WHAT THE TASK REQUIRES: Identify each line holding the string "Sleeve" and copy it.

DATA FOR THIS TASK:

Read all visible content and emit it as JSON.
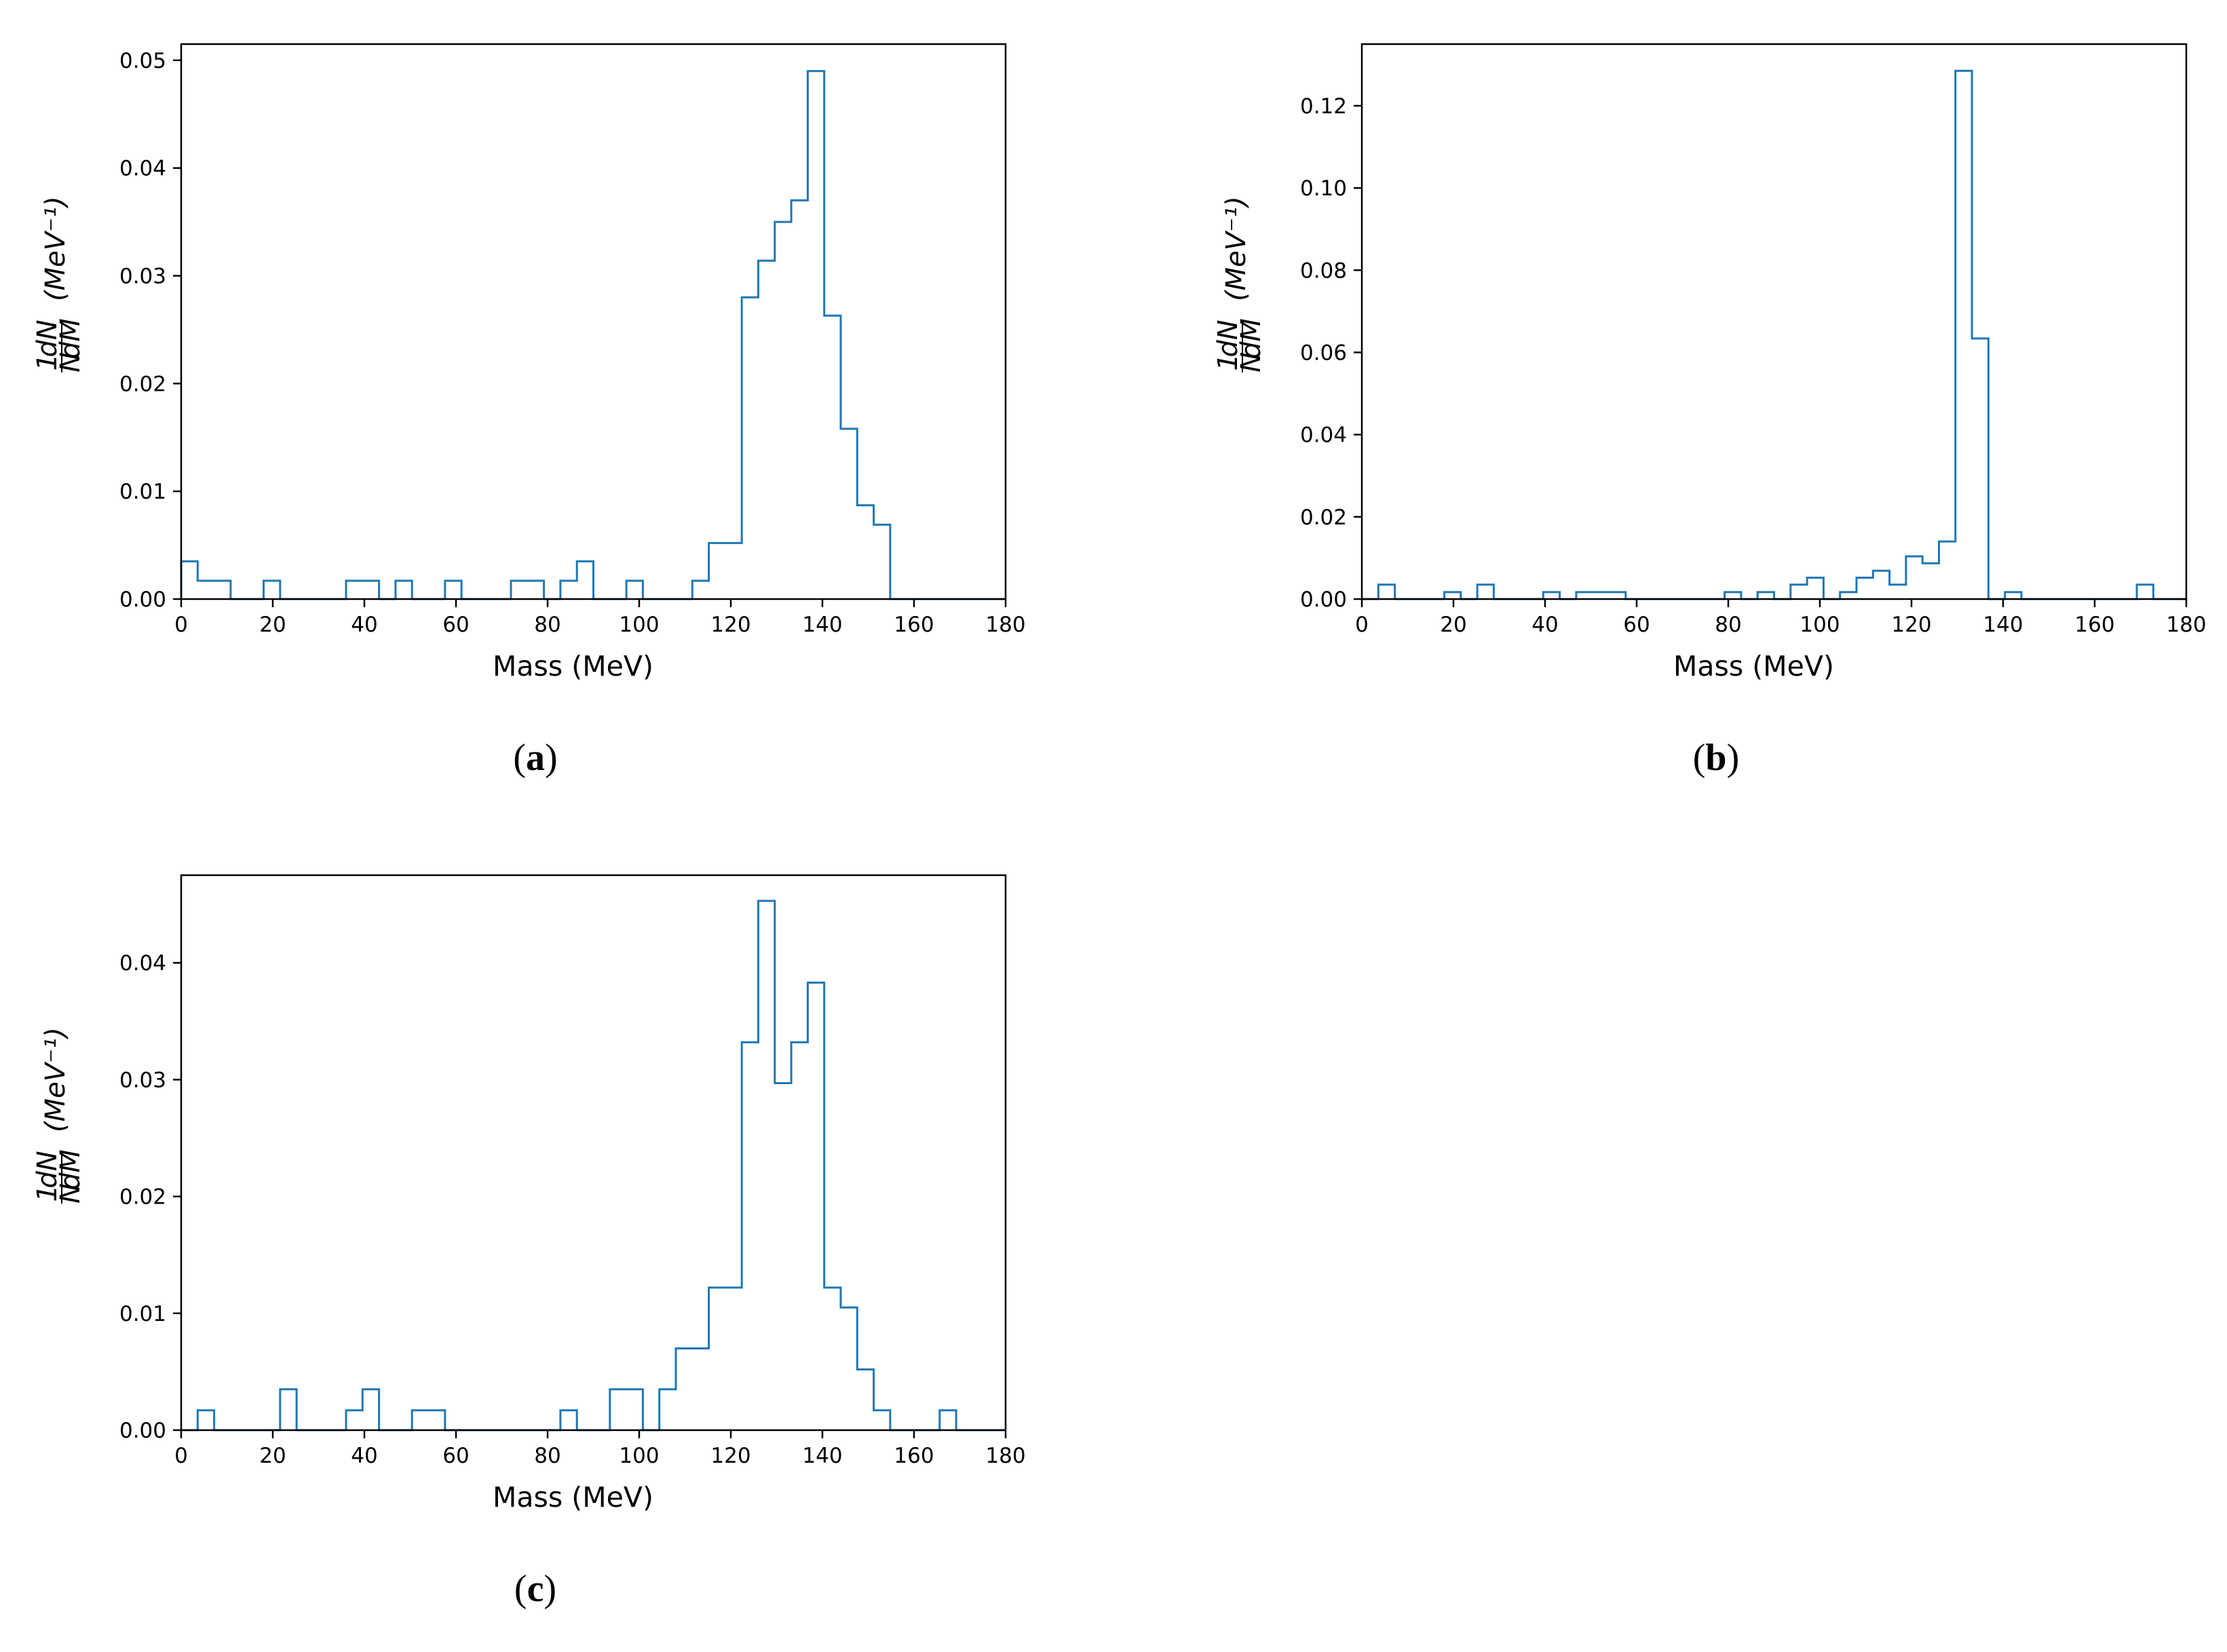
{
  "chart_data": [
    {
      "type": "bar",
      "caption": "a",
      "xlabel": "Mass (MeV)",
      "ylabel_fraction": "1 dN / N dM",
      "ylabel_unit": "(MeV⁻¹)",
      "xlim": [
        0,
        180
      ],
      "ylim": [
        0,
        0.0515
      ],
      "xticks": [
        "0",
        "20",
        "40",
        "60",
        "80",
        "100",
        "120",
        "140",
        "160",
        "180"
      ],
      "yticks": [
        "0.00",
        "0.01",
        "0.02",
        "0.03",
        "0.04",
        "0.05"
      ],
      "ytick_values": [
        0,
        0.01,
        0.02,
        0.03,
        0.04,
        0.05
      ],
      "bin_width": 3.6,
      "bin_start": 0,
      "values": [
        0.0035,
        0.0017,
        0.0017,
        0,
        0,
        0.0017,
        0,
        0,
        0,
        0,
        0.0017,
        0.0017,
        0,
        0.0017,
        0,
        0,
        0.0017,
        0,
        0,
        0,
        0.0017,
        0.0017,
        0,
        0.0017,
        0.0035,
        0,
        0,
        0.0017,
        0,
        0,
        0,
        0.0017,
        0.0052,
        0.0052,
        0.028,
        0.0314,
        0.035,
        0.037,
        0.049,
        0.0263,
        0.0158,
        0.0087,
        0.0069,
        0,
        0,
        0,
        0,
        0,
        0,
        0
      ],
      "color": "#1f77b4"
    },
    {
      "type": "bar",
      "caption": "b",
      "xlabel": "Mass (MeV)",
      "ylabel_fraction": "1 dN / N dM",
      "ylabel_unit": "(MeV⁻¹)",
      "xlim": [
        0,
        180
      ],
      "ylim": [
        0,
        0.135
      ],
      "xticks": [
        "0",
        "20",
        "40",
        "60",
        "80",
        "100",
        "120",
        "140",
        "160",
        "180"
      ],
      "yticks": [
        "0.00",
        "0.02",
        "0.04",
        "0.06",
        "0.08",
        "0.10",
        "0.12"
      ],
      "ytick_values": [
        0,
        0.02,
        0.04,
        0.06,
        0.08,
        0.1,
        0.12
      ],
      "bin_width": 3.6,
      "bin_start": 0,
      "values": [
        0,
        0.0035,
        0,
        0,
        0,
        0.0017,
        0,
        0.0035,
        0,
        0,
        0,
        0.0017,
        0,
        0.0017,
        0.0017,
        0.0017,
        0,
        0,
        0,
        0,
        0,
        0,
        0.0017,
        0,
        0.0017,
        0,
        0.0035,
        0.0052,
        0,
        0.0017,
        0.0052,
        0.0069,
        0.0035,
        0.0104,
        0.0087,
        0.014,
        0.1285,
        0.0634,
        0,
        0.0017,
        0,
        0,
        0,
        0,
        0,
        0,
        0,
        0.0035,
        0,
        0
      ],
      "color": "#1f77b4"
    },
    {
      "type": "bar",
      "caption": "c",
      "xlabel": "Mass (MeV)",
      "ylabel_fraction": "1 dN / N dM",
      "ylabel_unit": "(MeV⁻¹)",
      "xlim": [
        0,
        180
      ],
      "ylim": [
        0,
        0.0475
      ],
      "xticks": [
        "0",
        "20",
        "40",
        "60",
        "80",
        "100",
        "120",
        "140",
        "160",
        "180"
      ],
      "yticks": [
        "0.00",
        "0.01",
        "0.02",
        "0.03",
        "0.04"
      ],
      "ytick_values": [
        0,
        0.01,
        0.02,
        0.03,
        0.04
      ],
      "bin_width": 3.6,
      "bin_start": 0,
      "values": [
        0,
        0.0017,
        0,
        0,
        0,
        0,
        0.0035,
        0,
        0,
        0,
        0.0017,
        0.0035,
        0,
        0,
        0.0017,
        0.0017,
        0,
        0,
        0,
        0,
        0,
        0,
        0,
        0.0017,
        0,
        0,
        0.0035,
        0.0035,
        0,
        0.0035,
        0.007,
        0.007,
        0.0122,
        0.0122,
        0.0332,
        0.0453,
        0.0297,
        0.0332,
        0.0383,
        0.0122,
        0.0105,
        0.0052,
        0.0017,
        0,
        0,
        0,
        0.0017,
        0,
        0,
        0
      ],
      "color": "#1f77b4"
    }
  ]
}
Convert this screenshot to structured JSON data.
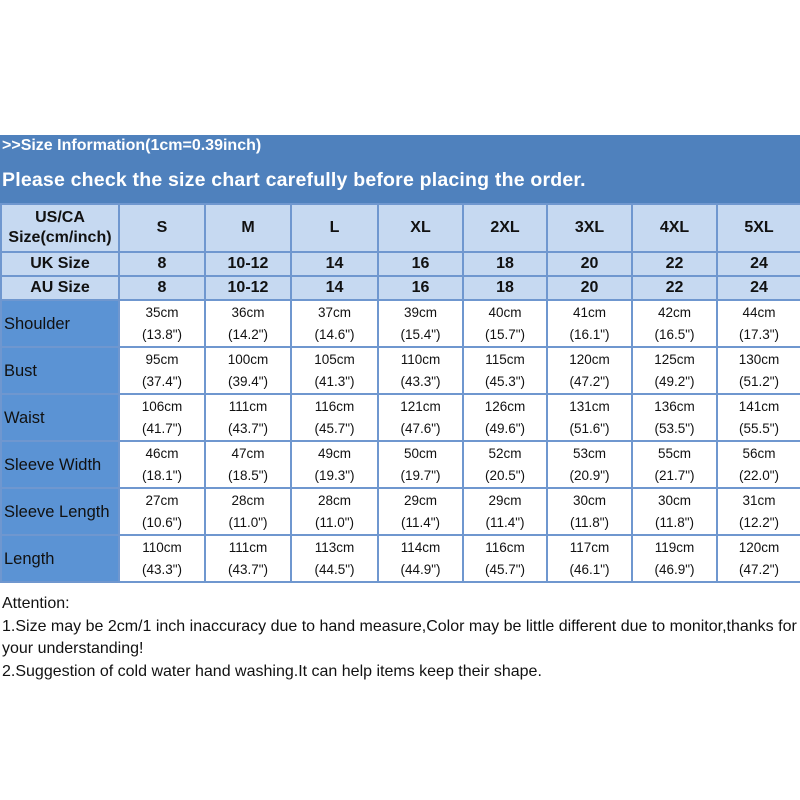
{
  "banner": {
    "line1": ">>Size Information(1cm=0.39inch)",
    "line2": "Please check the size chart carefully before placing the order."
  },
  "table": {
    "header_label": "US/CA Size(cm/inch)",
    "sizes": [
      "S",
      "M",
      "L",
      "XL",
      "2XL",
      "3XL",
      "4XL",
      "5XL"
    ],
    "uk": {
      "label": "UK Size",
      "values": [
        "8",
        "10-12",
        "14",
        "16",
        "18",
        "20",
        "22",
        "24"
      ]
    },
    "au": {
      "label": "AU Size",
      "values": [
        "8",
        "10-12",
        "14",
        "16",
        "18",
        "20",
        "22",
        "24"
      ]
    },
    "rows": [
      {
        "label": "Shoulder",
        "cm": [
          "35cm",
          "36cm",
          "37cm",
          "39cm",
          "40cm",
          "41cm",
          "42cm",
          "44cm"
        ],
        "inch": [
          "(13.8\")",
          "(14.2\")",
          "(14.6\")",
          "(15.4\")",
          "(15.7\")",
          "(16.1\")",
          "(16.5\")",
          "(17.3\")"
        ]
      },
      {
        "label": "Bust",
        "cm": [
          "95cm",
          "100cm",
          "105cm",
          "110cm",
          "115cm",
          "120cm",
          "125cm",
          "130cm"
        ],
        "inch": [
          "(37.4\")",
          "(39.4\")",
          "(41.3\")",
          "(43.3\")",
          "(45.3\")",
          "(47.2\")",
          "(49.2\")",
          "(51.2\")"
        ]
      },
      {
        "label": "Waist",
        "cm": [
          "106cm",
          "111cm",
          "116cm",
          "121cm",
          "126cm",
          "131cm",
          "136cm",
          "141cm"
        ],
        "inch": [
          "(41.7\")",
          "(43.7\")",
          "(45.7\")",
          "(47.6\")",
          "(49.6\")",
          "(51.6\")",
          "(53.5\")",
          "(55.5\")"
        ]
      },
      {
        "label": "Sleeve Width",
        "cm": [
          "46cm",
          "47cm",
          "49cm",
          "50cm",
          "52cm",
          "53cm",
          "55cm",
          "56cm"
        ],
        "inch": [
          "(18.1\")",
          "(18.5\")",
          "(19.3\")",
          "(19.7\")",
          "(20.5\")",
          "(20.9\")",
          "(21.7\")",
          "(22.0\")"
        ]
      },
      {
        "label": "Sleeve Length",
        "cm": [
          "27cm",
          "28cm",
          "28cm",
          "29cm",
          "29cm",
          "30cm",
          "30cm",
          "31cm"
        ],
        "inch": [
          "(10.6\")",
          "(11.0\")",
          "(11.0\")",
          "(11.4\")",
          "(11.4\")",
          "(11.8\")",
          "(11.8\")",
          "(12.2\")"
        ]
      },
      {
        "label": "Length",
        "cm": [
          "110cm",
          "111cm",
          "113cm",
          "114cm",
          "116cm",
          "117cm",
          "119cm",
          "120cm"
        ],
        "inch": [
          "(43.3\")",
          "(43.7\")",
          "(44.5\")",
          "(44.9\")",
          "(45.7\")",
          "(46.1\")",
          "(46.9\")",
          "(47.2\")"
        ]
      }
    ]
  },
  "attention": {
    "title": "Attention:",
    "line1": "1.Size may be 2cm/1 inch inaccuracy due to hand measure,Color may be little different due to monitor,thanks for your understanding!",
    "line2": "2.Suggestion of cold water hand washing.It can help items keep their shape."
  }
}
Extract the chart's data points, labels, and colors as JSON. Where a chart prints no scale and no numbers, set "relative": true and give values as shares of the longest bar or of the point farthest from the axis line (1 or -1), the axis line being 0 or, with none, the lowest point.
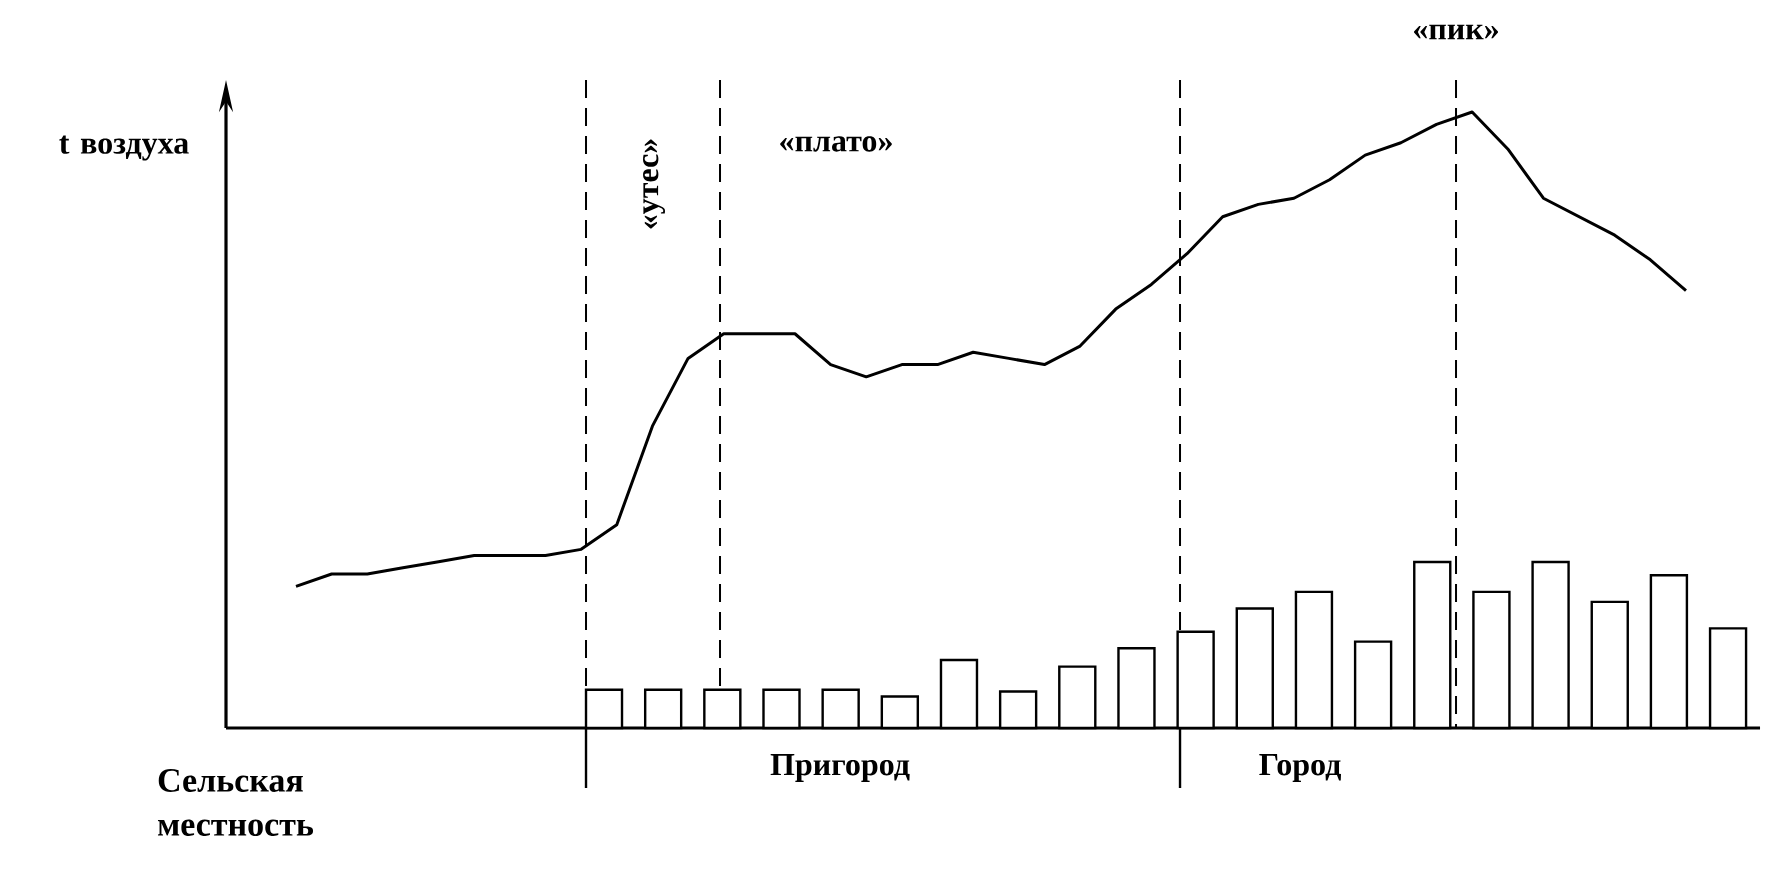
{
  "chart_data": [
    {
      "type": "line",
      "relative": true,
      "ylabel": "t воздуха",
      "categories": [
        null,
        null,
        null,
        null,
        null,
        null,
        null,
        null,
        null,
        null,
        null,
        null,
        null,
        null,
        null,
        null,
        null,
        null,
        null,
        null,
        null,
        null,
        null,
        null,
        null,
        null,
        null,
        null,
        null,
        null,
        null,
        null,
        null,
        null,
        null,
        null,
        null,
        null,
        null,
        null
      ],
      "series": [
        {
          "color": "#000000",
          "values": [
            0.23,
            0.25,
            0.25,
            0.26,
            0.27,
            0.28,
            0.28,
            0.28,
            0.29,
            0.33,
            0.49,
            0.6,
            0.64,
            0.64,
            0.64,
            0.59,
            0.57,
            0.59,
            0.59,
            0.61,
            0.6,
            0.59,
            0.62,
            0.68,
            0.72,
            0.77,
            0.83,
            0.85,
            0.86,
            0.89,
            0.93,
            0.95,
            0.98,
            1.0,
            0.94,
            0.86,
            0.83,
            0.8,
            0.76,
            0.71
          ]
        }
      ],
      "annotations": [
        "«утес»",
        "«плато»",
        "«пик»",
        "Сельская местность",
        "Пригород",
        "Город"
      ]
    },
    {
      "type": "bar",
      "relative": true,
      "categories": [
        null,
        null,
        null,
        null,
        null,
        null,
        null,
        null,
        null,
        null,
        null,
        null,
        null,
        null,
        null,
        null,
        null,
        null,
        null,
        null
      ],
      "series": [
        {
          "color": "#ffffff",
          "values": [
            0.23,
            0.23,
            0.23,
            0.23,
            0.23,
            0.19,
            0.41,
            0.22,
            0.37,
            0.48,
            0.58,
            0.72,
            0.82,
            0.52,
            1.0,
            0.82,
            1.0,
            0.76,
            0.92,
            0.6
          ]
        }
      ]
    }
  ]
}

ANSWER TO THE PROBLEM:
        "label": "Sleeve Width",
        "label": "Sleeve Length",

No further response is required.